(Records from a data collection)
** Start **
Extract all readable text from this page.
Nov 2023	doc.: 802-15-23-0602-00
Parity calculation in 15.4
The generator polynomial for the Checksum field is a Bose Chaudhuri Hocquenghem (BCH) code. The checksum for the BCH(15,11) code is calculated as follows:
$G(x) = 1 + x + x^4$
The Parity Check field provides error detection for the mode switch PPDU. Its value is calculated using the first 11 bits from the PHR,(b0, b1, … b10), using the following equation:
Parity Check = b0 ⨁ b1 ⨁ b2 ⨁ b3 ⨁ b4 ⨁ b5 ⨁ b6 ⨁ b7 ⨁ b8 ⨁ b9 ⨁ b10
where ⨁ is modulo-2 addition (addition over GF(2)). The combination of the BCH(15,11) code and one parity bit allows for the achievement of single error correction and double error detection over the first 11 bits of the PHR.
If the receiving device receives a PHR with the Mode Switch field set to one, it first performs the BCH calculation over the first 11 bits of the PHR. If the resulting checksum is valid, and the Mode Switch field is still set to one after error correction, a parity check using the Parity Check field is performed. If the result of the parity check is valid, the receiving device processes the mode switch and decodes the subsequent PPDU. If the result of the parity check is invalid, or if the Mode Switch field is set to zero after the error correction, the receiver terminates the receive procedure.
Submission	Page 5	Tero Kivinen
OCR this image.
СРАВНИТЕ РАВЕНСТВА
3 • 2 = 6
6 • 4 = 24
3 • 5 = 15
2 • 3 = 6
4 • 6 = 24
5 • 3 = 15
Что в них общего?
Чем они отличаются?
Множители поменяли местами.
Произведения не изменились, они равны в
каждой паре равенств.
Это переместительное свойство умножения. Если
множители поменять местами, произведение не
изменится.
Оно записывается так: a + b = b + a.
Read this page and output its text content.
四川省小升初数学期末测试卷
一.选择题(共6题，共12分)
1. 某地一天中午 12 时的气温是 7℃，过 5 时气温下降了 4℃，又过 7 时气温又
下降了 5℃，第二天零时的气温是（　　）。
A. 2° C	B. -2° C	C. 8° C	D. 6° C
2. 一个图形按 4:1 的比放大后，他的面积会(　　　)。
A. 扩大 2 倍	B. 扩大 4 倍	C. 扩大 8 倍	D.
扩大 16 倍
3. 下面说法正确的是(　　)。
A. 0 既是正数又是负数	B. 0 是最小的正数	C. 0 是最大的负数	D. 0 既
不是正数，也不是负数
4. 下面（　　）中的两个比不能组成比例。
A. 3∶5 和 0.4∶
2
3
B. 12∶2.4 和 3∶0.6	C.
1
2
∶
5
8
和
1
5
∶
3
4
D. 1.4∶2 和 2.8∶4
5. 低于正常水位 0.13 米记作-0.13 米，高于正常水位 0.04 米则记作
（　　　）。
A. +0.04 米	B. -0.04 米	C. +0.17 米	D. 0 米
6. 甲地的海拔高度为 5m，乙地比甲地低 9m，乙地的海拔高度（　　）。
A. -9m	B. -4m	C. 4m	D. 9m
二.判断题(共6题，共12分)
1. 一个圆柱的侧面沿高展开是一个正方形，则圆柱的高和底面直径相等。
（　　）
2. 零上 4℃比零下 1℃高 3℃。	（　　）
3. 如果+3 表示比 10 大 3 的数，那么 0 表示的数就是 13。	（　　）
** End **
The problem: Your task is to retype all of the records exactly.

Complete output:
Extract all readable text from this page.
Nov 2023	doc.: 802-15-23-0602-00
Parity calculation in 15.4
The generator polynomial for the Checksum field is a Bose Chaudhuri Hocquenghem (BCH) code. The checksum for the BCH(15,11) code is calculated as follows:
$G(x) = 1 + x + x^4$
The Parity Check field provides error detection for the mode switch PPDU. Its value is calculated using the first 11 bits from the PHR,(b0, b1, … b10), using the following equation:
Parity Check = b0 ⨁ b1 ⨁ b2 ⨁ b3 ⨁ b4 ⨁ b5 ⨁ b6 ⨁ b7 ⨁ b8 ⨁ b9 ⨁ b10
where ⨁ is modulo-2 addition (addition over GF(2)). The combination of the BCH(15,11) code and one parity bit allows for the achievement of single error correction and double error detection over the first 11 bits of the PHR.
If the receiving device receives a PHR with the Mode Switch field set to one, it first performs the BCH calculation over the first 11 bits of the PHR. If the resulting checksum is valid, and the Mode Switch field is still set to one after error correction, a parity check using the Parity Check field is performed. If the result of the parity check is valid, the receiving device processes the mode switch and decodes the subsequent PPDU. If the result of the parity check is invalid, or if the Mode Switch field is set to zero after the error correction, the receiver terminates the receive procedure.
Submission	Page 5	Tero Kivinen
OCR this image.
СРАВНИТЕ РАВЕНСТВА
3 • 2 = 6
6 • 4 = 24
3 • 5 = 15
2 • 3 = 6
4 • 6 = 24
5 • 3 = 15
Что в них общего?
Чем они отличаются?
Множители поменяли местами.
Произведения не изменились, они равны в
каждой паре равенств.
Это переместительное свойство умножения. Если
множители поменять местами, произведение не
изменится.
Оно записывается так: a + b = b + a.
Read this page and output its text content.
四川省小升初数学期末测试卷
一.选择题(共6题，共12分)
1. 某地一天中午 12 时的气温是 7℃，过 5 时气温下降了 4℃，又过 7 时气温又
下降了 5℃，第二天零时的气温是（　　）。
A. 2° C	B. -2° C	C. 8° C	D. 6° C
2. 一个图形按 4:1 的比放大后，他的面积会(　　　)。
A. 扩大 2 倍	B. 扩大 4 倍	C. 扩大 8 倍	D.
扩大 16 倍
3. 下面说法正确的是(　　)。
A. 0 既是正数又是负数	B. 0 是最小的正数	C. 0 是最大的负数	D. 0 既
不是正数，也不是负数
4. 下面（　　）中的两个比不能组成比例。
A. 3∶5 和 0.4∶
2
3
B. 12∶2.4 和 3∶0.6	C.
1
2
∶
5
8
和
1
5
∶
3
4
D. 1.4∶2 和 2.8∶4
5. 低于正常水位 0.13 米记作-0.13 米，高于正常水位 0.04 米则记作
（　　　）。
A. +0.04 米	B. -0.04 米	C. +0.17 米	D. 0 米
6. 甲地的海拔高度为 5m，乙地比甲地低 9m，乙地的海拔高度（　　）。
A. -9m	B. -4m	C. 4m	D. 9m
二.判断题(共6题，共12分)
1. 一个圆柱的侧面沿高展开是一个正方形，则圆柱的高和底面直径相等。
（　　）
2. 零上 4℃比零下 1℃高 3℃。	（　　）
3. 如果+3 表示比 10 大 3 的数，那么 0 表示的数就是 13。	（　　）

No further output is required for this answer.